◆ INSTRUCTIONS TO FOLLOW: Could you repeat the records below exactly, leaving out any pictures?

* begin ENTRIES SHOWN *

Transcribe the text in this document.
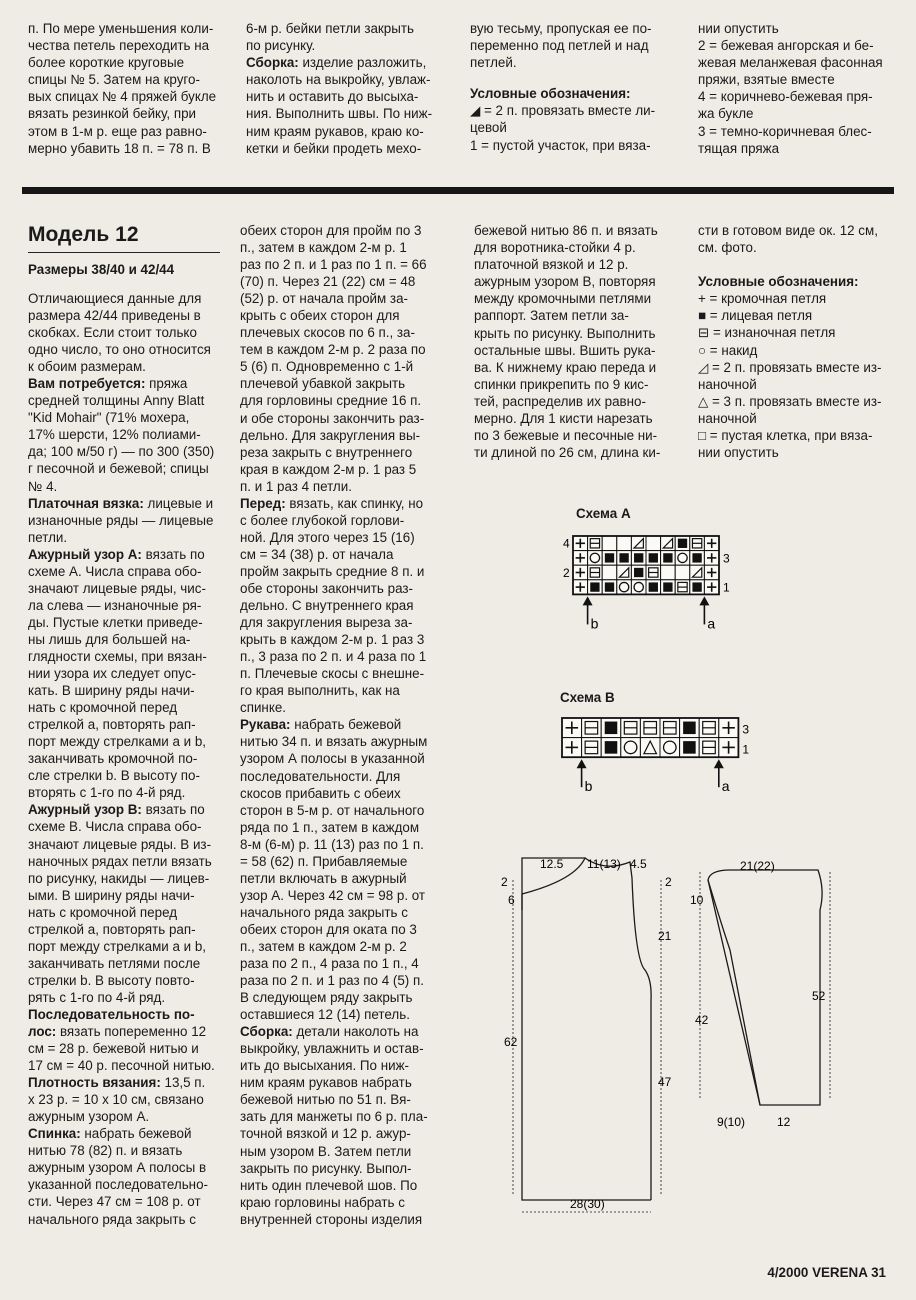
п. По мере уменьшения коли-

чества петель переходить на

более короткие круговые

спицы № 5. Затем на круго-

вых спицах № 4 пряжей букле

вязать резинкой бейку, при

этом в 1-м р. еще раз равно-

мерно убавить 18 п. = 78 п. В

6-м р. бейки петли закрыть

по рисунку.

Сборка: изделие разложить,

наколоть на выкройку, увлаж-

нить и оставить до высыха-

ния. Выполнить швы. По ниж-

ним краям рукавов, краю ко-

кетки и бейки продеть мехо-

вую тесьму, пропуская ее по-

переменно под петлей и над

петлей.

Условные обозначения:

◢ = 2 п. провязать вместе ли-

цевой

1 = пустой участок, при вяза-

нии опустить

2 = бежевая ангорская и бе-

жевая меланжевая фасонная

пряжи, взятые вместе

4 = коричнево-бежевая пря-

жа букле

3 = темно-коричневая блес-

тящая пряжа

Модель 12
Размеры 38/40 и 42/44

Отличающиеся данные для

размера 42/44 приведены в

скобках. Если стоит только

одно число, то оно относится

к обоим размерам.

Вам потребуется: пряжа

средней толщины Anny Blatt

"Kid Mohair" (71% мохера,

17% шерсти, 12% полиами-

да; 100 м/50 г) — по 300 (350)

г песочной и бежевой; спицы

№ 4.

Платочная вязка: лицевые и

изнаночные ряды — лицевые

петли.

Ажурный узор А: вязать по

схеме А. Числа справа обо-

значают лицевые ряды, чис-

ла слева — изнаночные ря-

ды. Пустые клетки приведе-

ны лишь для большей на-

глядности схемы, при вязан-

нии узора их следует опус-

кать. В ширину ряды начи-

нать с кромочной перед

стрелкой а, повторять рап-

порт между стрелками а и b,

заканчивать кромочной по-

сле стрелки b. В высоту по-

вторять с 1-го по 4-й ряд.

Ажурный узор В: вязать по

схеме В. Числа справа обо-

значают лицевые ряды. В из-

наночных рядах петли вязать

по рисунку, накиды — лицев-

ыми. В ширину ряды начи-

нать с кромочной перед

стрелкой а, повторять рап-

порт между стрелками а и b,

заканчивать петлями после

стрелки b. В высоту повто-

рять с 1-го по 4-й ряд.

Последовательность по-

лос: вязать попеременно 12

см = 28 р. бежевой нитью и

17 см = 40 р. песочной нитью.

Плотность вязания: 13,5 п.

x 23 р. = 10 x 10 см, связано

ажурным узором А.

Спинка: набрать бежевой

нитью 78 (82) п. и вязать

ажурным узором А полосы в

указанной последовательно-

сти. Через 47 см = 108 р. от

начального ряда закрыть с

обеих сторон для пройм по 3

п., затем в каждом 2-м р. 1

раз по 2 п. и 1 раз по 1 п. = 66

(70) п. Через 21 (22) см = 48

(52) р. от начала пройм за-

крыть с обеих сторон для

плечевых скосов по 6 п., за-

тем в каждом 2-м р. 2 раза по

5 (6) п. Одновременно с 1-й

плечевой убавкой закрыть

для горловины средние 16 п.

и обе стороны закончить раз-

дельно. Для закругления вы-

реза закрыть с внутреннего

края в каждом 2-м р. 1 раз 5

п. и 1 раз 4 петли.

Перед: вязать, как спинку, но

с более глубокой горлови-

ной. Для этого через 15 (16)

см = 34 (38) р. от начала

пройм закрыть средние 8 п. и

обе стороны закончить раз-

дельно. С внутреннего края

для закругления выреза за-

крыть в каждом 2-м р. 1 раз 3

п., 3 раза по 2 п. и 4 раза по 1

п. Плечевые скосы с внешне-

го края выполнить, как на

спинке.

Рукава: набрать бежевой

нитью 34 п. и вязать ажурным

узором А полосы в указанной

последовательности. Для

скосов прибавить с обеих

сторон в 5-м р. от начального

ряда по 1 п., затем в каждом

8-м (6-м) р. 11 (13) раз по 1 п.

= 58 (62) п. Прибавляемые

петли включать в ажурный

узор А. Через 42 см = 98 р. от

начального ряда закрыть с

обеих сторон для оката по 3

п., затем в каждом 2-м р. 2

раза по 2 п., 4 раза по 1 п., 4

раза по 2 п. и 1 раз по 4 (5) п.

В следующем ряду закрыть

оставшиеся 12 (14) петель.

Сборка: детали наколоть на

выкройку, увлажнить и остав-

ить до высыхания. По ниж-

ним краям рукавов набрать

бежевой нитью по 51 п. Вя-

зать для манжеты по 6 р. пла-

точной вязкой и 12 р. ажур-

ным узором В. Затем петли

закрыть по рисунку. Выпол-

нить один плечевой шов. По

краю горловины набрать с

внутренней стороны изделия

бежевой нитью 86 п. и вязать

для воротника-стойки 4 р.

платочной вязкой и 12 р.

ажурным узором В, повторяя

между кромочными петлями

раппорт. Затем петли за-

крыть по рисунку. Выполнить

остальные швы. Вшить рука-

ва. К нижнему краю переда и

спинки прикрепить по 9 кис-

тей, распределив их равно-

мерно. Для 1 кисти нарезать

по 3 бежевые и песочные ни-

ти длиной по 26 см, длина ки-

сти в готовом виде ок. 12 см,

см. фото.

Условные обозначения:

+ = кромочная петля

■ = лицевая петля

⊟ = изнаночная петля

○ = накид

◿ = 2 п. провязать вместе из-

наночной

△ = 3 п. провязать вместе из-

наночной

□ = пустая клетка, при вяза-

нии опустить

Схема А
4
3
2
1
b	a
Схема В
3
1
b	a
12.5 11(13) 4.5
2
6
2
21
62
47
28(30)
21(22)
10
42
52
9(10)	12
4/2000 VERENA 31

* end ENTRIES SHOWN *

◆ THE RESULT:
Transcribe the text in this document.
п. По мере уменьшения коли-

чества петель переходить на

более короткие круговые

спицы № 5. Затем на круго-

вых спицах № 4 пряжей букле

вязать резинкой бейку, при

этом в 1-м р. еще раз равно-

мерно убавить 18 п. = 78 п. В

6-м р. бейки петли закрыть

по рисунку.

Сборка: изделие разложить,

наколоть на выкройку, увлаж-

нить и оставить до высыха-

ния. Выполнить швы. По ниж-

ним краям рукавов, краю ко-

кетки и бейки продеть мехо-

вую тесьму, пропуская ее по-

переменно под петлей и над

петлей.

Условные обозначения:

◢ = 2 п. провязать вместе ли-

цевой

1 = пустой участок, при вяза-

нии опустить

2 = бежевая ангорская и бе-

жевая меланжевая фасонная

пряжи, взятые вместе

4 = коричнево-бежевая пря-

жа букле

3 = темно-коричневая блес-

тящая пряжа

Модель 12
Размеры 38/40 и 42/44

Отличающиеся данные для

размера 42/44 приведены в

скобках. Если стоит только

одно число, то оно относится

к обоим размерам.

Вам потребуется: пряжа

средней толщины Anny Blatt

"Kid Mohair" (71% мохера,

17% шерсти, 12% полиами-

да; 100 м/50 г) — по 300 (350)

г песочной и бежевой; спицы

№ 4.

Платочная вязка: лицевые и

изнаночные ряды — лицевые

петли.

Ажурный узор А: вязать по

схеме А. Числа справа обо-

значают лицевые ряды, чис-

ла слева — изнаночные ря-

ды. Пустые клетки приведе-

ны лишь для большей на-

глядности схемы, при вязан-

нии узора их следует опус-

кать. В ширину ряды начи-

нать с кромочной перед

стрелкой а, повторять рап-

порт между стрелками а и b,

заканчивать кромочной по-

сле стрелки b. В высоту по-

вторять с 1-го по 4-й ряд.

Ажурный узор В: вязать по

схеме В. Числа справа обо-

значают лицевые ряды. В из-

наночных рядах петли вязать

по рисунку, накиды — лицев-

ыми. В ширину ряды начи-

нать с кромочной перед

стрелкой а, повторять рап-

порт между стрелками а и b,

заканчивать петлями после

стрелки b. В высоту повто-

рять с 1-го по 4-й ряд.

Последовательность по-

лос: вязать попеременно 12

см = 28 р. бежевой нитью и

17 см = 40 р. песочной нитью.

Плотность вязания: 13,5 п.

x 23 р. = 10 x 10 см, связано

ажурным узором А.

Спинка: набрать бежевой

нитью 78 (82) п. и вязать

ажурным узором А полосы в

указанной последовательно-

сти. Через 47 см = 108 р. от

начального ряда закрыть с

обеих сторон для пройм по 3

п., затем в каждом 2-м р. 1

раз по 2 п. и 1 раз по 1 п. = 66

(70) п. Через 21 (22) см = 48

(52) р. от начала пройм за-

крыть с обеих сторон для

плечевых скосов по 6 п., за-

тем в каждом 2-м р. 2 раза по

5 (6) п. Одновременно с 1-й

плечевой убавкой закрыть

для горловины средние 16 п.

и обе стороны закончить раз-

дельно. Для закругления вы-

реза закрыть с внутреннего

края в каждом 2-м р. 1 раз 5

п. и 1 раз 4 петли.

Перед: вязать, как спинку, но

с более глубокой горлови-

ной. Для этого через 15 (16)

см = 34 (38) р. от начала

пройм закрыть средние 8 п. и

обе стороны закончить раз-

дельно. С внутреннего края

для закругления выреза за-

крыть в каждом 2-м р. 1 раз 3

п., 3 раза по 2 п. и 4 раза по 1

п. Плечевые скосы с внешне-

го края выполнить, как на

спинке.

Рукава: набрать бежевой

нитью 34 п. и вязать ажурным

узором А полосы в указанной

последовательности. Для

скосов прибавить с обеих

сторон в 5-м р. от начального

ряда по 1 п., затем в каждом

8-м (6-м) р. 11 (13) раз по 1 п.

= 58 (62) п. Прибавляемые

петли включать в ажурный

узор А. Через 42 см = 98 р. от

начального ряда закрыть с

обеих сторон для оката по 3

п., затем в каждом 2-м р. 2

раза по 2 п., 4 раза по 1 п., 4

раза по 2 п. и 1 раз по 4 (5) п.

В следующем ряду закрыть

оставшиеся 12 (14) петель.

Сборка: детали наколоть на

выкройку, увлажнить и остав-

ить до высыхания. По ниж-

ним краям рукавов набрать

бежевой нитью по 51 п. Вя-

зать для манжеты по 6 р. пла-

точной вязкой и 12 р. ажур-

ным узором В. Затем петли

закрыть по рисунку. Выпол-

нить один плечевой шов. По

краю горловины набрать с

внутренней стороны изделия

бежевой нитью 86 п. и вязать

для воротника-стойки 4 р.

платочной вязкой и 12 р.

ажурным узором В, повторяя

между кромочными петлями

раппорт. Затем петли за-

крыть по рисунку. Выполнить

остальные швы. Вшить рука-

ва. К нижнему краю переда и

спинки прикрепить по 9 кис-

тей, распределив их равно-

мерно. Для 1 кисти нарезать

по 3 бежевые и песочные ни-

ти длиной по 26 см, длина ки-

сти в готовом виде ок. 12 см,

см. фото.

Условные обозначения:

+ = кромочная петля

■ = лицевая петля

⊟ = изнаночная петля

○ = накид

◿ = 2 п. провязать вместе из-

наночной

△ = 3 п. провязать вместе из-

наночной

□ = пустая клетка, при вяза-

нии опустить

Схема А
4
3
2
1
b	a
Схема В
3
1
b	a
12.5 11(13) 4.5
2
6
2
21
62
47
28(30)
21(22)
10
42
52
9(10)	12
4/2000 VERENA 31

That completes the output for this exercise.